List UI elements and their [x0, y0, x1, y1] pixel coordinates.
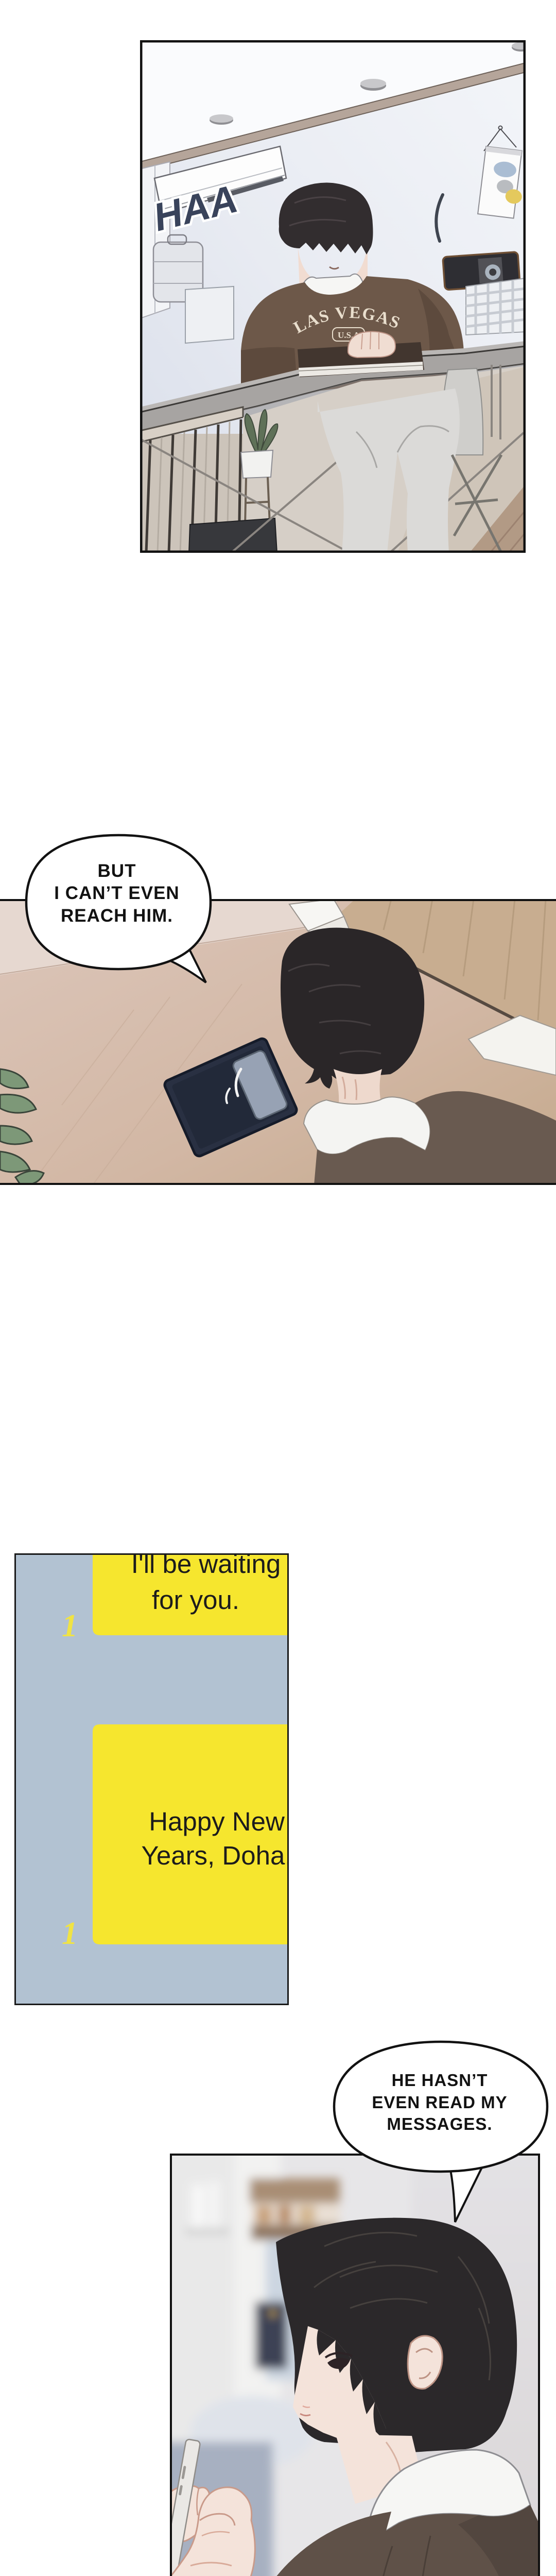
- svg-text:for you.: for you.: [152, 1585, 239, 1615]
- svg-text:I'll be waiting: I'll be waiting: [131, 1553, 281, 1579]
- svg-text:I CAN’T EVEN: I CAN’T EVEN: [54, 883, 179, 903]
- svg-text:1: 1: [62, 1608, 78, 1643]
- svg-text:BUT: BUT: [98, 861, 136, 881]
- svg-text:Happy New: Happy New: [149, 1807, 285, 1836]
- svg-text:MESSAGES.: MESSAGES.: [387, 2114, 492, 2133]
- svg-text:Years, Doha.: Years, Doha.: [142, 1841, 289, 1870]
- svg-text:REACH HIM.: REACH HIM.: [61, 906, 173, 926]
- svg-text:EVEN READ MY: EVEN READ MY: [372, 2093, 507, 2112]
- svg-text:1: 1: [62, 1916, 78, 1951]
- svg-text:HE HASN’T: HE HASN’T: [392, 2071, 488, 2090]
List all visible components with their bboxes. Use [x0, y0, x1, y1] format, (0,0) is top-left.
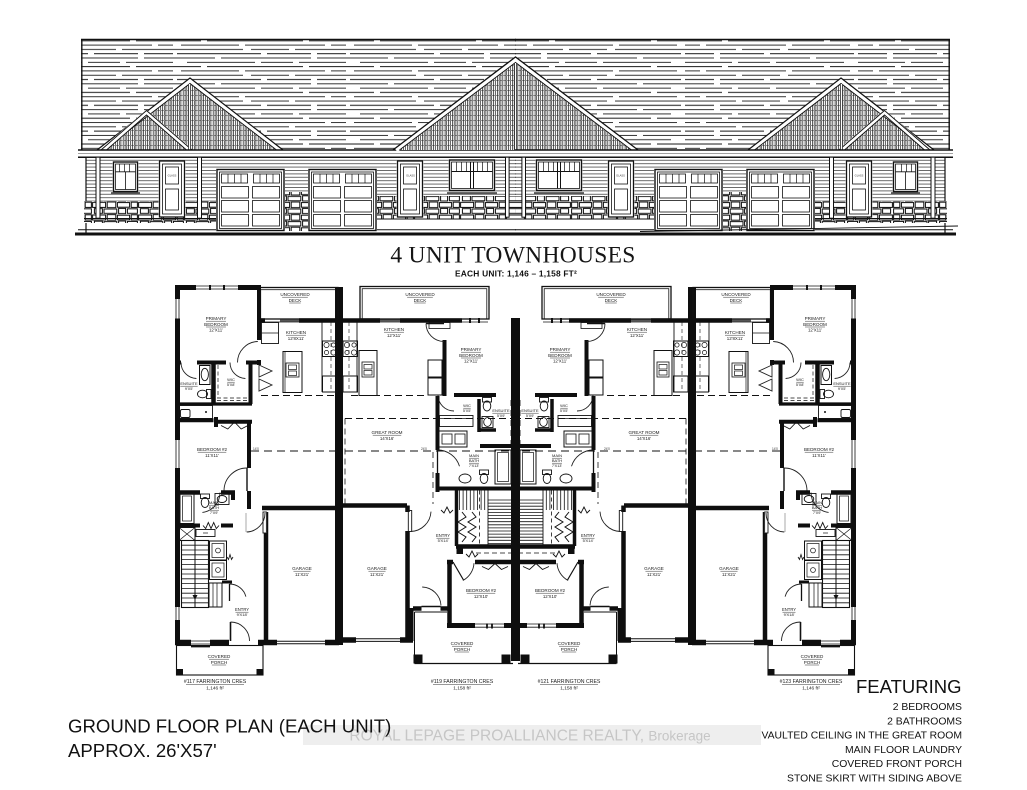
svg-text:KITCHEN: KITCHEN	[286, 330, 306, 335]
svg-text:ROYAL LEPAGE PROALLIANCE REALT: ROYAL LEPAGE PROALLIANCE REALTY, Brokera…	[349, 728, 710, 745]
svg-text:5'X9': 5'X9'	[497, 414, 505, 418]
svg-text:BEDROOM: BEDROOM	[548, 353, 572, 358]
svg-text:24'0: 24'0	[421, 447, 427, 451]
svg-text:ENSUITE: ENSUITE	[492, 408, 510, 413]
svg-text:5'X8': 5'X8'	[227, 383, 235, 387]
svg-text:1,158 ft²: 1,158 ft²	[560, 686, 578, 692]
svg-text:12'X11': 12'X11'	[209, 328, 223, 333]
svg-text:BEDROOM: BEDROOM	[459, 353, 483, 358]
svg-text:12'8X11': 12'8X11'	[288, 336, 305, 341]
svg-text:PRIMARY: PRIMARY	[206, 316, 227, 321]
svg-text:ENSUITE: ENSUITE	[521, 408, 539, 413]
svg-text:FEATURING: FEATURING	[856, 676, 962, 697]
svg-text:GARAGE: GARAGE	[292, 566, 312, 571]
svg-text:WIC: WIC	[227, 377, 235, 382]
svg-text:12'X11': 12'X11'	[387, 333, 401, 338]
svg-text:EACH UNIT: 1,146 – 1,158 F: EACH UNIT: 1,146 – 1,158 FT²	[455, 269, 577, 279]
svg-text:12'X11': 12'X11'	[553, 359, 567, 364]
svg-text:PRIMARY: PRIMARY	[550, 347, 571, 352]
svg-text:GREAT ROOM: GREAT ROOM	[372, 430, 403, 435]
svg-text:2 BEDROOMS: 2 BEDROOMS	[893, 702, 962, 713]
svg-text:DECK: DECK	[730, 298, 744, 303]
svg-text:#121 FARRINGTON CRES: #121 FARRINGTON CRES	[538, 679, 601, 685]
svg-text:BEDROOM #2: BEDROOM #2	[197, 447, 228, 452]
svg-text:COVERED: COVERED	[801, 654, 824, 659]
svg-text:PRIMARY: PRIMARY	[805, 316, 826, 321]
svg-text:DECK: DECK	[289, 298, 303, 303]
svg-text:BATH: BATH	[469, 458, 479, 463]
svg-text:24'0: 24'0	[604, 447, 610, 451]
svg-text:KITCHEN: KITCHEN	[725, 330, 745, 335]
svg-text:11'X21': 11'X21'	[722, 572, 736, 577]
svg-text:11'X11': 11'X11'	[205, 453, 219, 458]
svg-text:BATH: BATH	[209, 505, 219, 510]
svg-text:11'X21': 11'X21'	[647, 572, 661, 577]
svg-text:WIC: WIC	[463, 403, 471, 408]
svg-text:9'X5': 9'X5'	[185, 387, 193, 391]
svg-text:BEDROOM: BEDROOM	[204, 322, 228, 327]
svg-text:12'X11': 12'X11'	[808, 328, 822, 333]
svg-text:BATH: BATH	[552, 458, 562, 463]
svg-text:BEDROOM: BEDROOM	[803, 322, 827, 327]
svg-text:BEDROOM #2: BEDROOM #2	[535, 588, 566, 593]
svg-text:5'X9': 5'X9'	[526, 414, 534, 418]
svg-text:GARAGE: GARAGE	[719, 566, 739, 571]
svg-text:ENSUITE: ENSUITE	[833, 381, 851, 386]
svg-text:12'X10': 12'X10'	[474, 594, 489, 599]
svg-text:2 BATHROOMS: 2 BATHROOMS	[887, 716, 962, 727]
svg-text:PORCH: PORCH	[561, 647, 578, 652]
svg-text:PRIMARY: PRIMARY	[461, 347, 482, 352]
svg-text:5'X14': 5'X14'	[583, 538, 594, 543]
svg-text:#119 FARRINGTON CRES: #119 FARRINGTON CRES	[431, 679, 494, 685]
svg-text:14'0: 14'0	[253, 447, 259, 451]
svg-text:12'X11': 12'X11'	[630, 333, 644, 338]
svg-text:COVERED: COVERED	[451, 641, 474, 646]
svg-text:9'X5': 9'X5'	[838, 387, 846, 391]
svg-text:14'X16': 14'X16'	[380, 436, 395, 441]
svg-text:5'X5': 5'X5'	[560, 409, 568, 413]
svg-text:WIC: WIC	[560, 403, 568, 408]
svg-text:7'X13': 7'X13'	[469, 464, 480, 468]
svg-text:COVERED FRONT PORCH: COVERED FRONT PORCH	[832, 759, 962, 770]
svg-text:UNCOVERED: UNCOVERED	[280, 292, 310, 297]
svg-text:COVERED: COVERED	[558, 641, 581, 646]
svg-text:1,146 ft²: 1,146 ft²	[802, 686, 820, 692]
svg-text:1,146 ft²: 1,146 ft²	[206, 686, 224, 692]
svg-text:GARAGE: GARAGE	[367, 566, 387, 571]
svg-text:UNCOVERED: UNCOVERED	[596, 292, 626, 297]
svg-text:UNCOVERED: UNCOVERED	[721, 292, 751, 297]
svg-text:DECK: DECK	[414, 298, 428, 303]
svg-text:9'X18': 9'X18'	[784, 612, 795, 617]
svg-text:4 UNIT TOWNHOUSES: 4 UNIT TOWNHOUSES	[390, 243, 635, 269]
svg-text:7'X9': 7'X9'	[813, 511, 821, 515]
svg-text:12'X10': 12'X10'	[543, 594, 558, 599]
svg-text:BEDROOM #2: BEDROOM #2	[466, 588, 497, 593]
svg-text:KITCHEN: KITCHEN	[384, 327, 404, 332]
svg-text:VAULTED CEILING IN THE GREAT R: VAULTED CEILING IN THE GREAT ROOM	[761, 731, 962, 742]
svg-text:KITCHEN: KITCHEN	[627, 327, 647, 332]
svg-text:UNCOVERED: UNCOVERED	[405, 292, 435, 297]
svg-text:ENSUITE: ENSUITE	[180, 381, 198, 386]
svg-text:14'0: 14'0	[772, 447, 778, 451]
svg-text:PORCH: PORCH	[804, 660, 821, 665]
svg-text:GLASS: GLASS	[406, 174, 415, 178]
svg-text:GREAT ROOM: GREAT ROOM	[629, 430, 660, 435]
svg-text:GLASS: GLASS	[168, 174, 177, 178]
svg-text:7'X13': 7'X13'	[552, 464, 563, 468]
svg-text:7'X9': 7'X9'	[210, 511, 218, 515]
svg-text:#117 FARRINGTON CRES: #117 FARRINGTON CRES	[184, 679, 247, 685]
svg-text:WIC: WIC	[796, 377, 804, 382]
svg-text:9'X18': 9'X18'	[237, 612, 248, 617]
svg-text:GARAGE: GARAGE	[644, 566, 664, 571]
svg-text:PORCH: PORCH	[454, 647, 471, 652]
svg-text:STONE SKIRT WITH SIDING ABOVE: STONE SKIRT WITH SIDING ABOVE	[787, 774, 962, 785]
svg-text:11'X11': 11'X11'	[812, 453, 826, 458]
svg-text:11'X21': 11'X21'	[370, 572, 384, 577]
svg-text:12'8X11': 12'8X11'	[727, 336, 744, 341]
svg-text:DECK: DECK	[605, 298, 619, 303]
svg-text:BATH: BATH	[812, 505, 822, 510]
svg-text:APPROX. 26'X57': APPROX. 26'X57'	[68, 740, 217, 761]
svg-text:5'X14': 5'X14'	[438, 538, 449, 543]
svg-text:GLASS: GLASS	[616, 174, 625, 178]
svg-text:COVERED: COVERED	[208, 654, 231, 659]
svg-text:11'X21': 11'X21'	[295, 572, 309, 577]
svg-text:5'X5': 5'X5'	[463, 409, 471, 413]
svg-text:MAIN FLOOR LAUNDRY: MAIN FLOOR LAUNDRY	[845, 745, 962, 756]
svg-text:14'X16': 14'X16'	[637, 436, 652, 441]
svg-text:GLASS: GLASS	[855, 174, 864, 178]
svg-text:GROUND FLOOR PLAN (EACH UNIT): GROUND FLOOR PLAN (EACH UNIT)	[68, 716, 391, 737]
svg-text:1,158 ft²: 1,158 ft²	[453, 686, 471, 692]
svg-text:#123 FARRINGTON CRES: #123 FARRINGTON CRES	[780, 679, 843, 685]
svg-text:12'X11': 12'X11'	[464, 359, 478, 364]
svg-text:5'X8': 5'X8'	[796, 383, 804, 387]
svg-text:BEDROOM #2: BEDROOM #2	[804, 447, 835, 452]
svg-text:PORCH: PORCH	[211, 660, 228, 665]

□ □ □ □ □ □ □

Consigne ▸ Recopiez à l'identique les lignes ci-dessus, depuis la première jusqu'à la ligne contenant « List all visible », celle-ci comprise. Omettez les images dans votre réponse.

Résultat de l'exercice ▸
List UI elements and their [x0, y0, x1, y1] pixel coordinates.
- svg-text:for you.: for you.: [152, 1585, 239, 1615]
- svg-text:I'll be waiting: I'll be waiting: [131, 1553, 281, 1579]
- svg-text:I CAN’T EVEN: I CAN’T EVEN: [54, 883, 179, 903]
- svg-text:1: 1: [62, 1608, 78, 1643]
- svg-text:BUT: BUT: [98, 861, 136, 881]
- svg-text:Happy New: Happy New: [149, 1807, 285, 1836]
- svg-text:MESSAGES.: MESSAGES.: [387, 2114, 492, 2133]
- svg-text:Years, Doha.: Years, Doha.: [142, 1841, 289, 1870]
- svg-text:REACH HIM.: REACH HIM.: [61, 906, 173, 926]
- svg-text:EVEN READ MY: EVEN READ MY: [372, 2093, 507, 2112]
- svg-text:1: 1: [62, 1916, 78, 1951]
- svg-text:HE HASN’T: HE HASN’T: [392, 2071, 488, 2090]
List all visible components with their bboxes. Use [x0, y0, x1, y1] format, (0,0) is top-left.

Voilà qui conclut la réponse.